Work to complete: Return the records exactly as they are.

(Recorded data)
————————
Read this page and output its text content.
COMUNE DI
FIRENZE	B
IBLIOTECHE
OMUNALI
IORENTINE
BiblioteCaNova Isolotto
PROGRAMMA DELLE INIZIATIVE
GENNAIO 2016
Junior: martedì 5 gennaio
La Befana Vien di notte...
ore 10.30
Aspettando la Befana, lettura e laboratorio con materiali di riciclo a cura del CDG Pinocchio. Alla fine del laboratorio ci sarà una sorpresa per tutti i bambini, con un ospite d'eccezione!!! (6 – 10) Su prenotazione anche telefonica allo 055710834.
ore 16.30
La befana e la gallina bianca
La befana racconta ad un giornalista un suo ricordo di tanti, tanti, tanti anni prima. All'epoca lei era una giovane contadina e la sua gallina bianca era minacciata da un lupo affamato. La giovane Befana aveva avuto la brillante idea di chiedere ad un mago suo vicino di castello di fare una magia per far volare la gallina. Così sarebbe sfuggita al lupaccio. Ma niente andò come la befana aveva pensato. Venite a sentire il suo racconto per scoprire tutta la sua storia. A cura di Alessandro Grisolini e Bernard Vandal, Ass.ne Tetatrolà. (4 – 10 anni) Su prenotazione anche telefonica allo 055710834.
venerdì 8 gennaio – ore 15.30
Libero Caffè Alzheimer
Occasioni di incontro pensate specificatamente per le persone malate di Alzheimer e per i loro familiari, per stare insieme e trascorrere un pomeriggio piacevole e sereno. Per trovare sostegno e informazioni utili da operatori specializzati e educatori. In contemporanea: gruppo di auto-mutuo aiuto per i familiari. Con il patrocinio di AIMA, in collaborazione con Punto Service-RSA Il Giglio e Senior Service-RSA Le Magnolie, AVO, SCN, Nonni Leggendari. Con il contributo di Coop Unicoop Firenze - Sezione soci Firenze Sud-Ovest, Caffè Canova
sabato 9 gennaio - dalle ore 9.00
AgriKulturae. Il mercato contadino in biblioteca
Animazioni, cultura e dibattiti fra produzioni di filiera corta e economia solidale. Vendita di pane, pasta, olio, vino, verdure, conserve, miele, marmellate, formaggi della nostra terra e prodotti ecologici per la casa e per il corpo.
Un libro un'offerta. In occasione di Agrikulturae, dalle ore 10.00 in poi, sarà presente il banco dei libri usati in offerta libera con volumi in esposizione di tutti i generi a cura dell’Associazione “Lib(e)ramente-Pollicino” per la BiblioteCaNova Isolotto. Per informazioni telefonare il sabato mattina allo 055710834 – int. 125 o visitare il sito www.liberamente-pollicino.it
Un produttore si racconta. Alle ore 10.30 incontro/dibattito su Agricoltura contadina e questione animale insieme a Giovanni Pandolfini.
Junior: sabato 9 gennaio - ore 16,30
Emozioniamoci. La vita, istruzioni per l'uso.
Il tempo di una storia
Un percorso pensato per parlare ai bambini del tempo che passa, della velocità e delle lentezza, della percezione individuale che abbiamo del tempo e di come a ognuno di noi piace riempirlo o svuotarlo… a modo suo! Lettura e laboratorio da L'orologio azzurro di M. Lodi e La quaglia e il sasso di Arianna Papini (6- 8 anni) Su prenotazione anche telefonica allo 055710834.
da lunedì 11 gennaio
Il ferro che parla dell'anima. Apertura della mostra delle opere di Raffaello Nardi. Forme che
————————
Solution to the problem:
Read this page and output its text content.
COMUNE DI
FIRENZE	B
IBLIOTECHE
OMUNALI
IORENTINE
BiblioteCaNova Isolotto
PROGRAMMA DELLE INIZIATIVE
GENNAIO 2016
Junior: martedì 5 gennaio
La Befana Vien di notte...
ore 10.30
Aspettando la Befana, lettura e laboratorio con materiali di riciclo a cura del CDG Pinocchio. Alla fine del laboratorio ci sarà una sorpresa per tutti i bambini, con un ospite d'eccezione!!! (6 – 10) Su prenotazione anche telefonica allo 055710834.
ore 16.30
La befana e la gallina bianca
La befana racconta ad un giornalista un suo ricordo di tanti, tanti, tanti anni prima. All'epoca lei era una giovane contadina e la sua gallina bianca era minacciata da un lupo affamato. La giovane Befana aveva avuto la brillante idea di chiedere ad un mago suo vicino di castello di fare una magia per far volare la gallina. Così sarebbe sfuggita al lupaccio. Ma niente andò come la befana aveva pensato. Venite a sentire il suo racconto per scoprire tutta la sua storia. A cura di Alessandro Grisolini e Bernard Vandal, Ass.ne Tetatrolà. (4 – 10 anni) Su prenotazione anche telefonica allo 055710834.
venerdì 8 gennaio – ore 15.30
Libero Caffè Alzheimer
Occasioni di incontro pensate specificatamente per le persone malate di Alzheimer e per i loro familiari, per stare insieme e trascorrere un pomeriggio piacevole e sereno. Per trovare sostegno e informazioni utili da operatori specializzati e educatori. In contemporanea: gruppo di auto-mutuo aiuto per i familiari. Con il patrocinio di AIMA, in collaborazione con Punto Service-RSA Il Giglio e Senior Service-RSA Le Magnolie, AVO, SCN, Nonni Leggendari. Con il contributo di Coop Unicoop Firenze - Sezione soci Firenze Sud-Ovest, Caffè Canova
sabato 9 gennaio - dalle ore 9.00
AgriKulturae. Il mercato contadino in biblioteca
Animazioni, cultura e dibattiti fra produzioni di filiera corta e economia solidale. Vendita di pane, pasta, olio, vino, verdure, conserve, miele, marmellate, formaggi della nostra terra e prodotti ecologici per la casa e per il corpo.
Un libro un'offerta. In occasione di Agrikulturae, dalle ore 10.00 in poi, sarà presente il banco dei libri usati in offerta libera con volumi in esposizione di tutti i generi a cura dell’Associazione “Lib(e)ramente-Pollicino” per la BiblioteCaNova Isolotto. Per informazioni telefonare il sabato mattina allo 055710834 – int. 125 o visitare il sito www.liberamente-pollicino.it
Un produttore si racconta. Alle ore 10.30 incontro/dibattito su Agricoltura contadina e questione animale insieme a Giovanni Pandolfini.
Junior: sabato 9 gennaio - ore 16,30
Emozioniamoci. La vita, istruzioni per l'uso.
Il tempo di una storia
Un percorso pensato per parlare ai bambini del tempo che passa, della velocità e delle lentezza, della percezione individuale che abbiamo del tempo e di come a ognuno di noi piace riempirlo o svuotarlo… a modo suo! Lettura e laboratorio da L'orologio azzurro di M. Lodi e La quaglia e il sasso di Arianna Papini (6- 8 anni) Su prenotazione anche telefonica allo 055710834.
da lunedì 11 gennaio
Il ferro che parla dell'anima. Apertura della mostra delle opere di Raffaello Nardi. Forme che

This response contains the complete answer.